_TASKS FOR THIS EXERCISE_
A: In the blog post about setting up a CentOS server for Grails, what error message appeared when the author tried to import the PGP key for MySQL?
B: Continue the blog post on setting up CentOS, Tomcat, MySQL, and Grails from the point where it stops.

_TEXT BLOCK_
=== Begin Enclosure ===

Songsterq's Blog

CentOS + Tomcat + MySQL + Grails

Posted on: 08/12/2010

I need to configure a server to run my Grails application. Instead of jumping directly onto the production server, I decided to give it a try on VirtualBox first. Instead of LAMP, I used what I called a “LTMG” stack: Linux, Tomcat, MySQL, Grails. For the most part it’s straightforward, but there are a few tricks that took me some time to figure out.

1. CentOS

Very simple, download the ISO images and follow Section 2 of Blake’s CentOS LAMP Server Guide to get it installed and configured. I also get VirtualBox Additions installed so I don’t have to repeatedly press the right ctrl key to release my mouse pointer from the VM, instructions are available here.

2. JDK, JRE and Tomcat

I don’t like the OpenJDK now shipped standard in CentOS, so I installed the official version from Sun. Tomcat installation was also a breeze.

3. MySQL

This is where the fun begins. Section 3.4 of Blake’s CentOS LAMP Server Guide talks about installing MySQL on CentOS. However, I couldn’t get pass the step of importing the PGP key. “import read failed(-4)” is what I got. After searching around, it turned out the key provided here is missing the key ID. The complete key is on a mirror site. With the key successfully imported, everything went on smoothly. After installation is done, I created the database needed to run my grails app.

=== End Enclosure ===

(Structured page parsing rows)
=== Begin Enclosure ===

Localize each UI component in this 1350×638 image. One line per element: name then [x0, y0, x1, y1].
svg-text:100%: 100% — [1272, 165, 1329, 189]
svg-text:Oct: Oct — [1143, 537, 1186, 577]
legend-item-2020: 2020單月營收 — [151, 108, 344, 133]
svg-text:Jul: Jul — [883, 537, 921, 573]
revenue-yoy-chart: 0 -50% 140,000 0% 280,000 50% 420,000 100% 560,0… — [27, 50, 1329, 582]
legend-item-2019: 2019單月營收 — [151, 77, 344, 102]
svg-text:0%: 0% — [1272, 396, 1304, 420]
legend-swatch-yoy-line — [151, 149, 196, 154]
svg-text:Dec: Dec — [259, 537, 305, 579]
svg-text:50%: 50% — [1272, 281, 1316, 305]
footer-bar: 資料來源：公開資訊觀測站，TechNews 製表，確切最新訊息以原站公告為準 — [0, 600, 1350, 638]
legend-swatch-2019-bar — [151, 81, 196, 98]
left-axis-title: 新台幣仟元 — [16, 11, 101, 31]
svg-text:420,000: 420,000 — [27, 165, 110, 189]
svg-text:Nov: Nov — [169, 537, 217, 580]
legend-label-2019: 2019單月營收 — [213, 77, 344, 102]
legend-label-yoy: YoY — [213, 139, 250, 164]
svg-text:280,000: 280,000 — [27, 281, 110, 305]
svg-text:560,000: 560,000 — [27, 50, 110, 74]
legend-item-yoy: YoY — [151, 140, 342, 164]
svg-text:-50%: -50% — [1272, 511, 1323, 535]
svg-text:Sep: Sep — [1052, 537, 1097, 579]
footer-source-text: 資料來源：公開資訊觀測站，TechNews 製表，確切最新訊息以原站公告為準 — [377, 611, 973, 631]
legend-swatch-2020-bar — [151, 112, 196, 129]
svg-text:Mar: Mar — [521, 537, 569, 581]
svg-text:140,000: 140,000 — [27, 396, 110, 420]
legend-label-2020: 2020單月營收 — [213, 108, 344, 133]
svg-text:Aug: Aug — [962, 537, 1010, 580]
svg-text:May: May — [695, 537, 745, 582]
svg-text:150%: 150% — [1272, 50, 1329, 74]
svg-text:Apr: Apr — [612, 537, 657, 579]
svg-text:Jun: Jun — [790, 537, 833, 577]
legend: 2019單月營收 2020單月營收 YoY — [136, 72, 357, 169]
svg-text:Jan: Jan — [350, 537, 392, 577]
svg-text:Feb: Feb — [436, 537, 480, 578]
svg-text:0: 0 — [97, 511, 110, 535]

=== End Enclosure ===

_NUMBERED RESPONSES_
A: "import read failed(-4)"

B:
4. Grails

Don’t really need to do any installation for Grails. Just run “grails war” and deploy the resulting war file on Tomcat. However, when I try to run my app, unicode characters got saved as question marks. I re-created the database using UTF8 as default character set, the problem remained the same. This is weird because grails already has spring’s CharacterEncodingFilter built in. I built a test page to verify my form submits are indeed correctly encoded as UTF8, so the problem must be on the MySQL part. After ton’s of searching, I finally found the answer: I need to add “character-set-server = utf8” into /etc/my.cnf. (The file was created when configuring MySQL.) With this done, my app was finally 100% up and running!